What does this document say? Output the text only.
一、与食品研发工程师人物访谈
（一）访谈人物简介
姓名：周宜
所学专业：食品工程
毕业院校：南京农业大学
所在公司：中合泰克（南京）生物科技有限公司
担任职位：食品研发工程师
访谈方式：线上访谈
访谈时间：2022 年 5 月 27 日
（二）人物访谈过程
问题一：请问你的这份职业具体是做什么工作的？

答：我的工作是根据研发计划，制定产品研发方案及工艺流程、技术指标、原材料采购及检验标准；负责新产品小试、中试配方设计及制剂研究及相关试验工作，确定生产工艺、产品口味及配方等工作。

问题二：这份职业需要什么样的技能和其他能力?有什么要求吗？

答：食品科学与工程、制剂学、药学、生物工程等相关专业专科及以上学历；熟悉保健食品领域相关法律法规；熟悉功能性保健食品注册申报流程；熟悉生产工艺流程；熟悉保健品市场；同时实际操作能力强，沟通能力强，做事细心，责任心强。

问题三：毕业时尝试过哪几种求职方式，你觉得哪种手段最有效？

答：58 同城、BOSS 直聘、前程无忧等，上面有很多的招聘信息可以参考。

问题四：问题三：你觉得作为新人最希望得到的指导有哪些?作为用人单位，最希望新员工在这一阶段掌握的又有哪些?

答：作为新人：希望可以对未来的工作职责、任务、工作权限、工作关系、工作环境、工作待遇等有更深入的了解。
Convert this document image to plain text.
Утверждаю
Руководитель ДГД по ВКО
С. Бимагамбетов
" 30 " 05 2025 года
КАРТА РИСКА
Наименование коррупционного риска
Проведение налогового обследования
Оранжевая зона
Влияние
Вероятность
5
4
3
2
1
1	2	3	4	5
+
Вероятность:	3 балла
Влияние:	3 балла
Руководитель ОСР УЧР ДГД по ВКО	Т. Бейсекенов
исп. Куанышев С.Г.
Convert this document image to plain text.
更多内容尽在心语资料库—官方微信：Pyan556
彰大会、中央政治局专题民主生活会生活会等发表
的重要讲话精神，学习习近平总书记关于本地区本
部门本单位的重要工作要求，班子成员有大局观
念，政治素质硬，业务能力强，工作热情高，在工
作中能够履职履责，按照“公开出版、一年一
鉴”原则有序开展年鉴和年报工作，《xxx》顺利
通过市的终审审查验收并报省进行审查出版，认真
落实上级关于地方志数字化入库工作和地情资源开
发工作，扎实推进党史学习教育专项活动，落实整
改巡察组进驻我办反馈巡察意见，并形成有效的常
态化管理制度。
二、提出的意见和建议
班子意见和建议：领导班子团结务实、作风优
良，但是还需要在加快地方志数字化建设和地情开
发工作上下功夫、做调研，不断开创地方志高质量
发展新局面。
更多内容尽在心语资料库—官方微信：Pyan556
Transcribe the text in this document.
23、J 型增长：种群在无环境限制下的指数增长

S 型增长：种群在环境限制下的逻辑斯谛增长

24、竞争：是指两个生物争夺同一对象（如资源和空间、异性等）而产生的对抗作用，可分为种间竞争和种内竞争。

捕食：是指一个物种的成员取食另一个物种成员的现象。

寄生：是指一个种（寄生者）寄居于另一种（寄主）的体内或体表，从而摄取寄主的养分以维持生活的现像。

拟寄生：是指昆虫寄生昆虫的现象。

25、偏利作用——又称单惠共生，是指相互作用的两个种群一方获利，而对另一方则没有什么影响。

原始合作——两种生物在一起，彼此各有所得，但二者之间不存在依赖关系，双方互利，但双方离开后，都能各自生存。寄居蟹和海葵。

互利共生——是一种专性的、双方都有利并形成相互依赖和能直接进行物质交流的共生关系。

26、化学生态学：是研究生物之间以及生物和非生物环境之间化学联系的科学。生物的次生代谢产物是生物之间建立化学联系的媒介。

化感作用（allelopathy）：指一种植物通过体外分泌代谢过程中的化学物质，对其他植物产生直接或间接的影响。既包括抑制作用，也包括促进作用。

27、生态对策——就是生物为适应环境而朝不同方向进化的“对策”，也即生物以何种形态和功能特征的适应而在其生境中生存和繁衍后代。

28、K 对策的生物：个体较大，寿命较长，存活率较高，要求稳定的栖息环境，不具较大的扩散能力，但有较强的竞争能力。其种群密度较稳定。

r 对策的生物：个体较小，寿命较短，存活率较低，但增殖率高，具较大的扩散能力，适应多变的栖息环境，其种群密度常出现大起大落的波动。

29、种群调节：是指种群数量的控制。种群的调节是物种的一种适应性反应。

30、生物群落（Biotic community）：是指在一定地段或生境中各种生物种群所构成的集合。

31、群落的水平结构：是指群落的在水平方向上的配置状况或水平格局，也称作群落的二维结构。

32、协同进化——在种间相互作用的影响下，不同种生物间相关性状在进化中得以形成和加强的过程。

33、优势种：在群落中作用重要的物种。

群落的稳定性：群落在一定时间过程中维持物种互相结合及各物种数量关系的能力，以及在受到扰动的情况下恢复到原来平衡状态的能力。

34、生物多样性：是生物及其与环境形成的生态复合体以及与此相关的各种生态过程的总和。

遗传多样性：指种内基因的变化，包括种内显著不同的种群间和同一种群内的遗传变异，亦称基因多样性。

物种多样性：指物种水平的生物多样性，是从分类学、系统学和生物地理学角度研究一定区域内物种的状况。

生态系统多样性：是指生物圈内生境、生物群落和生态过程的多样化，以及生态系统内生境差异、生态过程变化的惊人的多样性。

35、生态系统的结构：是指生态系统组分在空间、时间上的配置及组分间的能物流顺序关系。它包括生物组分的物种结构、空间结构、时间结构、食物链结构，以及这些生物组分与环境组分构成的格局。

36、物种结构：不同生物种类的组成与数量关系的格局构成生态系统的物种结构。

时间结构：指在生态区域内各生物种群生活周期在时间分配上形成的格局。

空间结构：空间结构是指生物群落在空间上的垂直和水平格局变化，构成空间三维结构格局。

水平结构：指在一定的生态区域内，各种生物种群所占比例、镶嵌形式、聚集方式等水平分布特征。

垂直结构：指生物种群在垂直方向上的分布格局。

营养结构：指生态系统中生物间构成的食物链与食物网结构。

=====

Aim: Send back all of the entries exactly, with nothing missing.

The answer:
What does this document say? Output the text only.
一、与食品研发工程师人物访谈
（一）访谈人物简介
姓名：周宜
所学专业：食品工程
毕业院校：南京农业大学
所在公司：中合泰克（南京）生物科技有限公司
担任职位：食品研发工程师
访谈方式：线上访谈
访谈时间：2022 年 5 月 27 日
（二）人物访谈过程
问题一：请问你的这份职业具体是做什么工作的？

答：我的工作是根据研发计划，制定产品研发方案及工艺流程、技术指标、原材料采购及检验标准；负责新产品小试、中试配方设计及制剂研究及相关试验工作，确定生产工艺、产品口味及配方等工作。

问题二：这份职业需要什么样的技能和其他能力?有什么要求吗？

答：食品科学与工程、制剂学、药学、生物工程等相关专业专科及以上学历；熟悉保健食品领域相关法律法规；熟悉功能性保健食品注册申报流程；熟悉生产工艺流程；熟悉保健品市场；同时实际操作能力强，沟通能力强，做事细心，责任心强。

问题三：毕业时尝试过哪几种求职方式，你觉得哪种手段最有效？

答：58 同城、BOSS 直聘、前程无忧等，上面有很多的招聘信息可以参考。

问题四：问题三：你觉得作为新人最希望得到的指导有哪些?作为用人单位，最希望新员工在这一阶段掌握的又有哪些?

答：作为新人：希望可以对未来的工作职责、任务、工作权限、工作关系、工作环境、工作待遇等有更深入的了解。
Convert this document image to plain text.
Утверждаю
Руководитель ДГД по ВКО
С. Бимагамбетов
" 30 " 05 2025 года
КАРТА РИСКА
Наименование коррупционного риска
Проведение налогового обследования
Оранжевая зона
Влияние
Вероятность
5
4
3
2
1
1	2	3	4	5
+
Вероятность:	3 балла
Влияние:	3 балла
Руководитель ОСР УЧР ДГД по ВКО	Т. Бейсекенов
исп. Куанышев С.Г.
Convert this document image to plain text.
更多内容尽在心语资料库—官方微信：Pyan556
彰大会、中央政治局专题民主生活会生活会等发表
的重要讲话精神，学习习近平总书记关于本地区本
部门本单位的重要工作要求，班子成员有大局观
念，政治素质硬，业务能力强，工作热情高，在工
作中能够履职履责，按照“公开出版、一年一
鉴”原则有序开展年鉴和年报工作，《xxx》顺利
通过市的终审审查验收并报省进行审查出版，认真
落实上级关于地方志数字化入库工作和地情资源开
发工作，扎实推进党史学习教育专项活动，落实整
改巡察组进驻我办反馈巡察意见，并形成有效的常
态化管理制度。
二、提出的意见和建议
班子意见和建议：领导班子团结务实、作风优
良，但是还需要在加快地方志数字化建设和地情开
发工作上下功夫、做调研，不断开创地方志高质量
发展新局面。
更多内容尽在心语资料库—官方微信：Pyan556
Transcribe the text in this document.
23、J 型增长：种群在无环境限制下的指数增长

S 型增长：种群在环境限制下的逻辑斯谛增长

24、竞争：是指两个生物争夺同一对象（如资源和空间、异性等）而产生的对抗作用，可分为种间竞争和种内竞争。

捕食：是指一个物种的成员取食另一个物种成员的现象。

寄生：是指一个种（寄生者）寄居于另一种（寄主）的体内或体表，从而摄取寄主的养分以维持生活的现像。

拟寄生：是指昆虫寄生昆虫的现象。

25、偏利作用——又称单惠共生，是指相互作用的两个种群一方获利，而对另一方则没有什么影响。

原始合作——两种生物在一起，彼此各有所得，但二者之间不存在依赖关系，双方互利，但双方离开后，都能各自生存。寄居蟹和海葵。

互利共生——是一种专性的、双方都有利并形成相互依赖和能直接进行物质交流的共生关系。

26、化学生态学：是研究生物之间以及生物和非生物环境之间化学联系的科学。生物的次生代谢产物是生物之间建立化学联系的媒介。

化感作用（allelopathy）：指一种植物通过体外分泌代谢过程中的化学物质，对其他植物产生直接或间接的影响。既包括抑制作用，也包括促进作用。

27、生态对策——就是生物为适应环境而朝不同方向进化的“对策”，也即生物以何种形态和功能特征的适应而在其生境中生存和繁衍后代。

28、K 对策的生物：个体较大，寿命较长，存活率较高，要求稳定的栖息环境，不具较大的扩散能力，但有较强的竞争能力。其种群密度较稳定。

r 对策的生物：个体较小，寿命较短，存活率较低，但增殖率高，具较大的扩散能力，适应多变的栖息环境，其种群密度常出现大起大落的波动。

29、种群调节：是指种群数量的控制。种群的调节是物种的一种适应性反应。

30、生物群落（Biotic community）：是指在一定地段或生境中各种生物种群所构成的集合。

31、群落的水平结构：是指群落的在水平方向上的配置状况或水平格局，也称作群落的二维结构。

32、协同进化——在种间相互作用的影响下，不同种生物间相关性状在进化中得以形成和加强的过程。

33、优势种：在群落中作用重要的物种。

群落的稳定性：群落在一定时间过程中维持物种互相结合及各物种数量关系的能力，以及在受到扰动的情况下恢复到原来平衡状态的能力。

34、生物多样性：是生物及其与环境形成的生态复合体以及与此相关的各种生态过程的总和。

遗传多样性：指种内基因的变化，包括种内显著不同的种群间和同一种群内的遗传变异，亦称基因多样性。

物种多样性：指物种水平的生物多样性，是从分类学、系统学和生物地理学角度研究一定区域内物种的状况。

生态系统多样性：是指生物圈内生境、生物群落和生态过程的多样化，以及生态系统内生境差异、生态过程变化的惊人的多样性。

35、生态系统的结构：是指生态系统组分在空间、时间上的配置及组分间的能物流顺序关系。它包括生物组分的物种结构、空间结构、时间结构、食物链结构，以及这些生物组分与环境组分构成的格局。

36、物种结构：不同生物种类的组成与数量关系的格局构成生态系统的物种结构。

时间结构：指在生态区域内各生物种群生活周期在时间分配上形成的格局。

空间结构：空间结构是指生物群落在空间上的垂直和水平格局变化，构成空间三维结构格局。

水平结构：指在一定的生态区域内，各种生物种群所占比例、镶嵌形式、聚集方式等水平分布特征。

垂直结构：指生物种群在垂直方向上的分布格局。

营养结构：指生态系统中生物间构成的食物链与食物网结构。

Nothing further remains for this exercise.